-- Start DATA FOR THIS EXERCISE --

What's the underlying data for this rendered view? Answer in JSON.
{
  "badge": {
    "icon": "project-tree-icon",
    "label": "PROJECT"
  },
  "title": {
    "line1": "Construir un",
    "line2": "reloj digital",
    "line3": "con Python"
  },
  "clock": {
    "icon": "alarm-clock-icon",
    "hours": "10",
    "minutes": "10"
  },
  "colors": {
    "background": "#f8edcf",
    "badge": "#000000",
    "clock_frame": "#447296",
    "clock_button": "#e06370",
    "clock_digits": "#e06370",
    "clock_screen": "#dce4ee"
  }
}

-- End DATA FOR THIS EXERCISE --

Extract the data in full. Keep it word for word.

What's the underlying data for this rendered view? Answer in JSON.
{
  "badge": {
    "icon": "project-tree-icon",
    "label": "PROJECT"
  },
  "title": {
    "line1": "Construir un",
    "line2": "reloj digital",
    "line3": "con Python"
  },
  "clock": {
    "icon": "alarm-clock-icon",
    "hours": "10",
    "minutes": "10"
  },
  "colors": {
    "background": "#f8edcf",
    "badge": "#000000",
    "clock_frame": "#447296",
    "clock_button": "#e06370",
    "clock_digits": "#e06370",
    "clock_screen": "#dce4ee"
  }
}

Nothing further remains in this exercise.